_DO THIS_
Write down each entry again, exactly as it reads.

Collection entries:
'''

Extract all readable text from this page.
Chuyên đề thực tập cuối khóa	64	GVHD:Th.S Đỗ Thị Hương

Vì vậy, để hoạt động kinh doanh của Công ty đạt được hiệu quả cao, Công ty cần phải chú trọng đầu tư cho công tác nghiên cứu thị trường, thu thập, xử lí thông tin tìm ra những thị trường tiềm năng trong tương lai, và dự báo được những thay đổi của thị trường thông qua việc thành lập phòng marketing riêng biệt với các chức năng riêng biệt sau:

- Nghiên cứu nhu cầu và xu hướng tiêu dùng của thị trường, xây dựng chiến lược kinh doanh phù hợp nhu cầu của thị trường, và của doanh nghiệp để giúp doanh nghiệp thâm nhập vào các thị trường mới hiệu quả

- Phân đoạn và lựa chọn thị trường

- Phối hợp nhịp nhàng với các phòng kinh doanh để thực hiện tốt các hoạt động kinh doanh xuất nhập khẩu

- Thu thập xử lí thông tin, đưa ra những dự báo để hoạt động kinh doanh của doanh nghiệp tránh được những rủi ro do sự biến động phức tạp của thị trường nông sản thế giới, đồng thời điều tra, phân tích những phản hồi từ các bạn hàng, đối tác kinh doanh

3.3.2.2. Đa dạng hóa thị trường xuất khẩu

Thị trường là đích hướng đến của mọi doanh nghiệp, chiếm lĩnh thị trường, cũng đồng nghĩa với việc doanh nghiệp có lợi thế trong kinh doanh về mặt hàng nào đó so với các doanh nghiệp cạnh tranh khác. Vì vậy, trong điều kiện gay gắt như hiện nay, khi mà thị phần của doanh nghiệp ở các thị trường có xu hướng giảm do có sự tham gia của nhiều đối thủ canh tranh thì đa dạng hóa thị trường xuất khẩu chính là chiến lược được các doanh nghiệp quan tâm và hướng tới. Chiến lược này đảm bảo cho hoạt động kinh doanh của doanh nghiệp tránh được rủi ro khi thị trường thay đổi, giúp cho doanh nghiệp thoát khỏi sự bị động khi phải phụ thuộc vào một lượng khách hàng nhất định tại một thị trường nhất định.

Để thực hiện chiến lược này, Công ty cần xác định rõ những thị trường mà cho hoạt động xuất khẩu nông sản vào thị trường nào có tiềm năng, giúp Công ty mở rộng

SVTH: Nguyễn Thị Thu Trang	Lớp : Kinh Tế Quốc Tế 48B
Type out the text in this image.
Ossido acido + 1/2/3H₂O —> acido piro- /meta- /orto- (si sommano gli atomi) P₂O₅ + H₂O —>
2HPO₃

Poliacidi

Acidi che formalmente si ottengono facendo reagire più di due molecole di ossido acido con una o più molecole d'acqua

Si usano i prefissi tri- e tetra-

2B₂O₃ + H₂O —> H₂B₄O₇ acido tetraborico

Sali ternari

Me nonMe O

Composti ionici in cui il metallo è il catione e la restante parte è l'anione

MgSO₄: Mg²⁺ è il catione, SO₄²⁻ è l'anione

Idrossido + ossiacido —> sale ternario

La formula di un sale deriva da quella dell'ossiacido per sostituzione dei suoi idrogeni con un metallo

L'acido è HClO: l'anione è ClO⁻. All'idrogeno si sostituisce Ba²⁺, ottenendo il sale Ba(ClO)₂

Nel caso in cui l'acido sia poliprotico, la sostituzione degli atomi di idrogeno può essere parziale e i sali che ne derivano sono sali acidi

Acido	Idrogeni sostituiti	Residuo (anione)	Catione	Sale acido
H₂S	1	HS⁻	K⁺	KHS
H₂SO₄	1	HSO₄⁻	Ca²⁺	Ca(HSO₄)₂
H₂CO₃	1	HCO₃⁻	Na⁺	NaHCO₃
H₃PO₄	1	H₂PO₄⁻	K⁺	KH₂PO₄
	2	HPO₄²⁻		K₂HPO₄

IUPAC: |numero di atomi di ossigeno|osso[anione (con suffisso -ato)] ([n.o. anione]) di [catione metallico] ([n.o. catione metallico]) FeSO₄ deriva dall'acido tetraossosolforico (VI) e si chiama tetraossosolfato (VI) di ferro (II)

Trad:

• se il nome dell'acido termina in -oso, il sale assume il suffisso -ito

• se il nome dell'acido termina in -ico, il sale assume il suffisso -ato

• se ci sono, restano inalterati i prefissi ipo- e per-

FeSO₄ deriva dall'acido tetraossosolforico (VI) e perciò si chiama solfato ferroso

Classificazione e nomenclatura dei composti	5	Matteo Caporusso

'''

_REPLY TO THE TASK_
Extract all readable text from this page.
Chuyên đề thực tập cuối khóa	64	GVHD:Th.S Đỗ Thị Hương

Vì vậy, để hoạt động kinh doanh của Công ty đạt được hiệu quả cao, Công ty cần phải chú trọng đầu tư cho công tác nghiên cứu thị trường, thu thập, xử lí thông tin tìm ra những thị trường tiềm năng trong tương lai, và dự báo được những thay đổi của thị trường thông qua việc thành lập phòng marketing riêng biệt với các chức năng riêng biệt sau:

- Nghiên cứu nhu cầu và xu hướng tiêu dùng của thị trường, xây dựng chiến lược kinh doanh phù hợp nhu cầu của thị trường, và của doanh nghiệp để giúp doanh nghiệp thâm nhập vào các thị trường mới hiệu quả

- Phân đoạn và lựa chọn thị trường

- Phối hợp nhịp nhàng với các phòng kinh doanh để thực hiện tốt các hoạt động kinh doanh xuất nhập khẩu

- Thu thập xử lí thông tin, đưa ra những dự báo để hoạt động kinh doanh của doanh nghiệp tránh được những rủi ro do sự biến động phức tạp của thị trường nông sản thế giới, đồng thời điều tra, phân tích những phản hồi từ các bạn hàng, đối tác kinh doanh

3.3.2.2. Đa dạng hóa thị trường xuất khẩu

Thị trường là đích hướng đến của mọi doanh nghiệp, chiếm lĩnh thị trường, cũng đồng nghĩa với việc doanh nghiệp có lợi thế trong kinh doanh về mặt hàng nào đó so với các doanh nghiệp cạnh tranh khác. Vì vậy, trong điều kiện gay gắt như hiện nay, khi mà thị phần của doanh nghiệp ở các thị trường có xu hướng giảm do có sự tham gia của nhiều đối thủ canh tranh thì đa dạng hóa thị trường xuất khẩu chính là chiến lược được các doanh nghiệp quan tâm và hướng tới. Chiến lược này đảm bảo cho hoạt động kinh doanh của doanh nghiệp tránh được rủi ro khi thị trường thay đổi, giúp cho doanh nghiệp thoát khỏi sự bị động khi phải phụ thuộc vào một lượng khách hàng nhất định tại một thị trường nhất định.

Để thực hiện chiến lược này, Công ty cần xác định rõ những thị trường mà cho hoạt động xuất khẩu nông sản vào thị trường nào có tiềm năng, giúp Công ty mở rộng

SVTH: Nguyễn Thị Thu Trang	Lớp : Kinh Tế Quốc Tế 48B
Type out the text in this image.
Ossido acido + 1/2/3H₂O —> acido piro- /meta- /orto- (si sommano gli atomi) P₂O₅ + H₂O —>
2HPO₃

Poliacidi

Acidi che formalmente si ottengono facendo reagire più di due molecole di ossido acido con una o più molecole d'acqua

Si usano i prefissi tri- e tetra-

2B₂O₃ + H₂O —> H₂B₄O₇ acido tetraborico

Sali ternari

Me nonMe O

Composti ionici in cui il metallo è il catione e la restante parte è l'anione

MgSO₄: Mg²⁺ è il catione, SO₄²⁻ è l'anione

Idrossido + ossiacido —> sale ternario

La formula di un sale deriva da quella dell'ossiacido per sostituzione dei suoi idrogeni con un metallo

L'acido è HClO: l'anione è ClO⁻. All'idrogeno si sostituisce Ba²⁺, ottenendo il sale Ba(ClO)₂

Nel caso in cui l'acido sia poliprotico, la sostituzione degli atomi di idrogeno può essere parziale e i sali che ne derivano sono sali acidi

Acido	Idrogeni sostituiti	Residuo (anione)	Catione	Sale acido
H₂S	1	HS⁻	K⁺	KHS
H₂SO₄	1	HSO₄⁻	Ca²⁺	Ca(HSO₄)₂
H₂CO₃	1	HCO₃⁻	Na⁺	NaHCO₃
H₃PO₄	1	H₂PO₄⁻	K⁺	KH₂PO₄
	2	HPO₄²⁻		K₂HPO₄

IUPAC: |numero di atomi di ossigeno|osso[anione (con suffisso -ato)] ([n.o. anione]) di [catione metallico] ([n.o. catione metallico]) FeSO₄ deriva dall'acido tetraossosolforico (VI) e si chiama tetraossosolfato (VI) di ferro (II)

Trad:

• se il nome dell'acido termina in -oso, il sale assume il suffisso -ito

• se il nome dell'acido termina in -ico, il sale assume il suffisso -ato

• se ci sono, restano inalterati i prefissi ipo- e per-

FeSO₄ deriva dall'acido tetraossosolforico (VI) e perciò si chiama solfato ferroso

Classificazione e nomenclatura dei composti	5	Matteo Caporusso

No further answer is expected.